== DIRECTION ==
Repeat each entry exactly and drop the pictures.

# ROWS start

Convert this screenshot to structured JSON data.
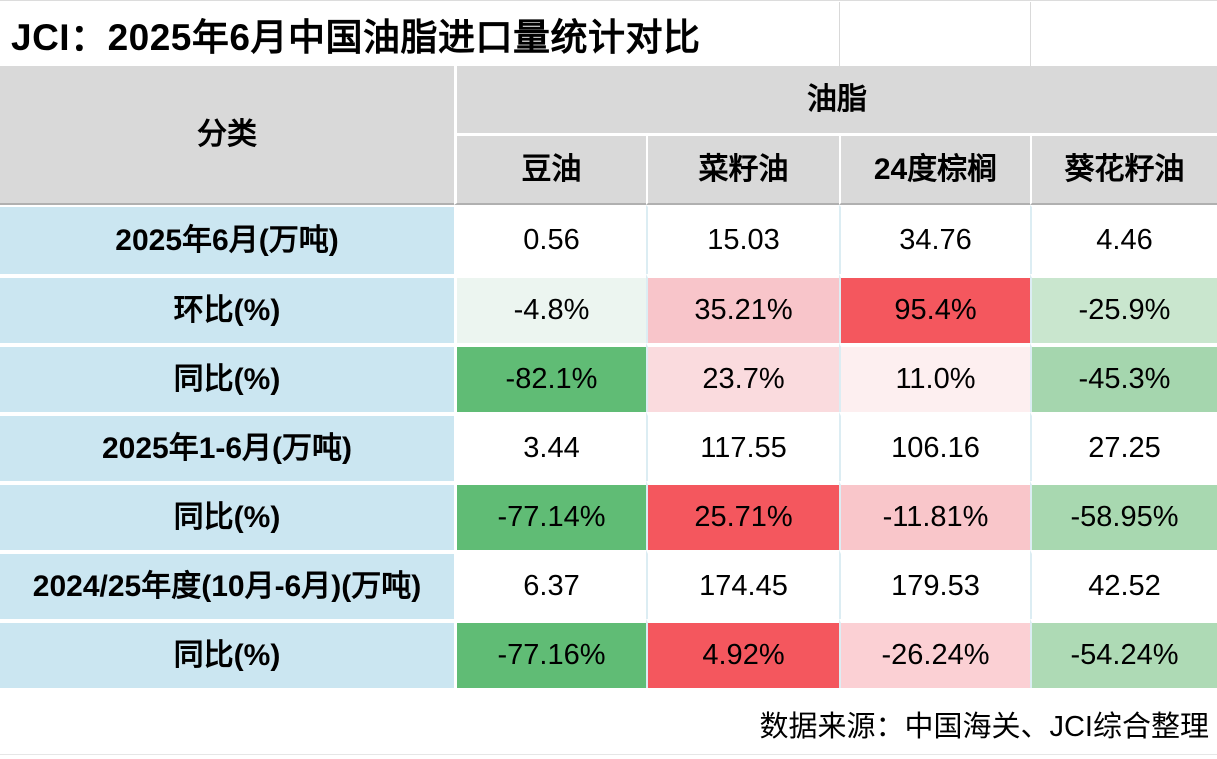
{
  "title": "JCI：2025年6月中国油脂进口量统计对比",
  "chart_data": {
    "type": "table",
    "title": "JCI：2025年6月中国油脂进口量统计对比",
    "category_header": "分类",
    "group_header": "油脂",
    "columns": [
      "豆油",
      "菜籽油",
      "24度棕榈",
      "葵花籽油"
    ],
    "rows": [
      {
        "label": "2025年6月(万吨)",
        "values": [
          "0.56",
          "15.03",
          "34.76",
          "4.46"
        ],
        "bg": [
          "#ffffff",
          "#ffffff",
          "#ffffff",
          "#ffffff"
        ]
      },
      {
        "label": "环比(%)",
        "values": [
          "-4.8%",
          "35.21%",
          "95.4%",
          "-25.9%"
        ],
        "bg": [
          "#ecf5f0",
          "#f8c5ca",
          "#f4575e",
          "#c9e6ce"
        ]
      },
      {
        "label": "同比(%)",
        "values": [
          "-82.1%",
          "23.7%",
          "11.0%",
          "-45.3%"
        ],
        "bg": [
          "#60bc75",
          "#fadbde",
          "#fdeff0",
          "#a5d6ae"
        ]
      },
      {
        "label": "2025年1-6月(万吨)",
        "values": [
          "3.44",
          "117.55",
          "106.16",
          "27.25"
        ],
        "bg": [
          "#ffffff",
          "#ffffff",
          "#ffffff",
          "#ffffff"
        ]
      },
      {
        "label": "同比(%)",
        "values": [
          "-77.14%",
          "25.71%",
          "-11.81%",
          "-58.95%"
        ],
        "bg": [
          "#60bc75",
          "#f4575e",
          "#f9c6ca",
          "#a8d8b0"
        ]
      },
      {
        "label": "2024/25年度(10月-6月)(万吨)",
        "values": [
          "6.37",
          "174.45",
          "179.53",
          "42.52"
        ],
        "bg": [
          "#ffffff",
          "#ffffff",
          "#ffffff",
          "#ffffff"
        ]
      },
      {
        "label": "同比(%)",
        "values": [
          "-77.16%",
          "4.92%",
          "-26.24%",
          "-54.24%"
        ],
        "bg": [
          "#60bc75",
          "#f4575e",
          "#fbd0d4",
          "#aedab5"
        ]
      }
    ]
  },
  "footer": {
    "source_label": "数据来源：中国海关、JCI综合整理"
  },
  "colors": {
    "header_bg": "#d9d9d9",
    "row_label_bg": "#cbe6f1",
    "strong_increase_red": "#f4575e",
    "strong_decrease_green": "#60bc75",
    "header_divider": "#b0b0b0"
  }
}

# ROWS end

== RESPONSE TO THIS TASK ==
Convert this screenshot to structured JSON data.
{
  "title": "JCI：2025年6月中国油脂进口量统计对比",
  "chart_data": {
    "type": "table",
    "title": "JCI：2025年6月中国油脂进口量统计对比",
    "category_header": "分类",
    "group_header": "油脂",
    "columns": [
      "豆油",
      "菜籽油",
      "24度棕榈",
      "葵花籽油"
    ],
    "rows": [
      {
        "label": "2025年6月(万吨)",
        "values": [
          "0.56",
          "15.03",
          "34.76",
          "4.46"
        ],
        "bg": [
          "#ffffff",
          "#ffffff",
          "#ffffff",
          "#ffffff"
        ]
      },
      {
        "label": "环比(%)",
        "values": [
          "-4.8%",
          "35.21%",
          "95.4%",
          "-25.9%"
        ],
        "bg": [
          "#ecf5f0",
          "#f8c5ca",
          "#f4575e",
          "#c9e6ce"
        ]
      },
      {
        "label": "同比(%)",
        "values": [
          "-82.1%",
          "23.7%",
          "11.0%",
          "-45.3%"
        ],
        "bg": [
          "#60bc75",
          "#fadbde",
          "#fdeff0",
          "#a5d6ae"
        ]
      },
      {
        "label": "2025年1-6月(万吨)",
        "values": [
          "3.44",
          "117.55",
          "106.16",
          "27.25"
        ],
        "bg": [
          "#ffffff",
          "#ffffff",
          "#ffffff",
          "#ffffff"
        ]
      },
      {
        "label": "同比(%)",
        "values": [
          "-77.14%",
          "25.71%",
          "-11.81%",
          "-58.95%"
        ],
        "bg": [
          "#60bc75",
          "#f4575e",
          "#f9c6ca",
          "#a8d8b0"
        ]
      },
      {
        "label": "2024/25年度(10月-6月)(万吨)",
        "values": [
          "6.37",
          "174.45",
          "179.53",
          "42.52"
        ],
        "bg": [
          "#ffffff",
          "#ffffff",
          "#ffffff",
          "#ffffff"
        ]
      },
      {
        "label": "同比(%)",
        "values": [
          "-77.16%",
          "4.92%",
          "-26.24%",
          "-54.24%"
        ],
        "bg": [
          "#60bc75",
          "#f4575e",
          "#fbd0d4",
          "#aedab5"
        ]
      }
    ]
  },
  "footer": {
    "source_label": "数据来源：中国海关、JCI综合整理"
  },
  "colors": {
    "header_bg": "#d9d9d9",
    "row_label_bg": "#cbe6f1",
    "strong_increase_red": "#f4575e",
    "strong_decrease_green": "#60bc75",
    "header_divider": "#b0b0b0"
  }
}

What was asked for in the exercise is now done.